- _What needs to be done_
Report the number of lines where the string "signupsave" occurs, and write nothing else.

- _A block of data_
:::::
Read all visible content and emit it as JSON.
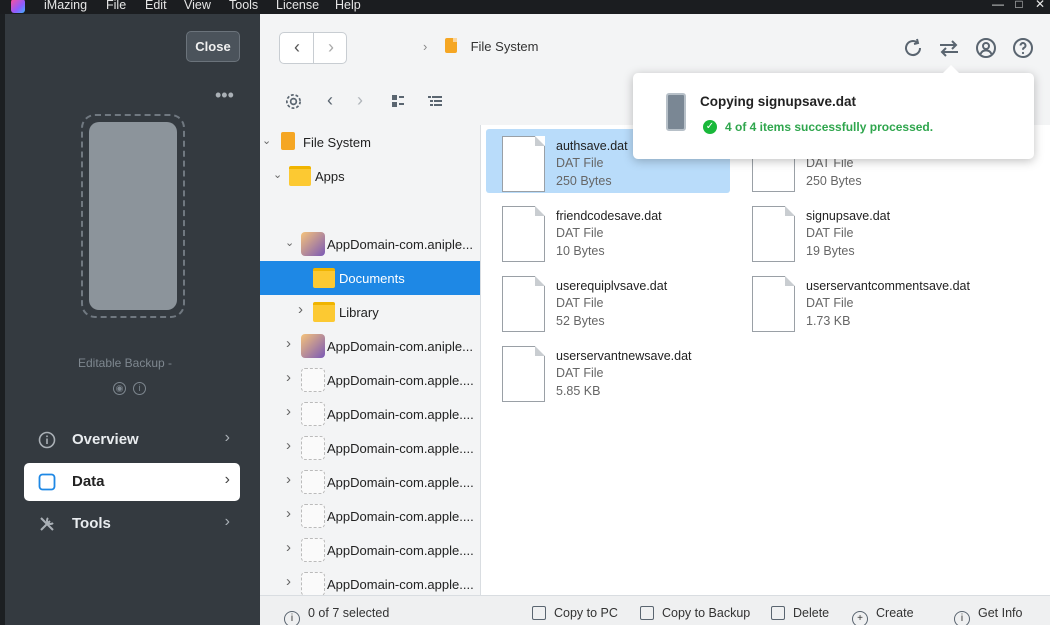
{
  "menubar": {
    "app_name": "iMazing",
    "items": [
      "File",
      "Edit",
      "View",
      "Tools",
      "License",
      "Help"
    ],
    "window_controls": [
      "—",
      "□",
      "✕"
    ]
  },
  "sidebar": {
    "close_label": "Close",
    "more_label": "•••",
    "backup_label": "Editable Backup -",
    "nav": [
      {
        "label": "Overview",
        "icon": "info-icon"
      },
      {
        "label": "Data",
        "icon": "checkbox-icon"
      },
      {
        "label": "Tools",
        "icon": "wrench-icon"
      }
    ]
  },
  "toolbar": {
    "back": "‹",
    "forward": "›",
    "breadcrumb_sep": "›",
    "breadcrumb": "File System",
    "icons": [
      "refresh-icon",
      "transfer-icon",
      "account-icon",
      "help-icon"
    ]
  },
  "tree": {
    "rows": [
      {
        "label": "File System",
        "arrow": "⌄",
        "icon": "filesystem"
      },
      {
        "label": "Apps",
        "arrow": "⌄",
        "icon": "folder"
      },
      {
        "label": "AppDomain-com.aniple...",
        "arrow": "⌄",
        "icon": "app"
      },
      {
        "label": "Documents",
        "arrow": "",
        "icon": "folder"
      },
      {
        "label": "Library",
        "arrow": "›",
        "icon": "folder"
      },
      {
        "label": "AppDomain-com.aniple...",
        "arrow": "›",
        "icon": "app"
      },
      {
        "label": "AppDomain-com.apple....",
        "arrow": "›",
        "icon": "apple"
      },
      {
        "label": "AppDomain-com.apple....",
        "arrow": "›",
        "icon": "apple"
      },
      {
        "label": "AppDomain-com.apple....",
        "arrow": "›",
        "icon": "apple"
      },
      {
        "label": "AppDomain-com.apple....",
        "arrow": "›",
        "icon": "apple"
      },
      {
        "label": "AppDomain-com.apple....",
        "arrow": "›",
        "icon": "apple"
      },
      {
        "label": "AppDomain-com.apple....",
        "arrow": "›",
        "icon": "apple"
      },
      {
        "label": "AppDomain-com.apple....",
        "arrow": "›",
        "icon": "apple"
      }
    ]
  },
  "files": [
    {
      "name": "authsave.dat",
      "type": "DAT File",
      "size": "250 Bytes",
      "selected": true
    },
    {
      "name": "",
      "type": "DAT File",
      "size": "250 Bytes",
      "selected": false
    },
    {
      "name": "friendcodesave.dat",
      "type": "DAT File",
      "size": "10 Bytes",
      "selected": false
    },
    {
      "name": "signupsave.dat",
      "type": "DAT File",
      "size": "19 Bytes",
      "selected": false
    },
    {
      "name": "userequiplvsave.dat",
      "type": "DAT File",
      "size": "52 Bytes",
      "selected": false
    },
    {
      "name": "userservantcommentsave.dat",
      "type": "DAT File",
      "size": "1.73 KB",
      "selected": false
    },
    {
      "name": "userservantnewsave.dat",
      "type": "DAT File",
      "size": "5.85 KB",
      "selected": false
    }
  ],
  "popup": {
    "title": "Copying signupsave.dat",
    "status": "4 of 4 items successfully processed."
  },
  "bottombar": {
    "selection": "0 of 7 selected",
    "actions": [
      "Copy to PC",
      "Copy to Backup",
      "Delete",
      "Create",
      "Get Info"
    ]
  },
  "colors": {
    "sidebar_bg": "#343a40",
    "selection_blue": "#1e88e5",
    "file_selected": "#b9dcfa",
    "success_green": "#19b83a"
  }
}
:::::
- _Task result_
2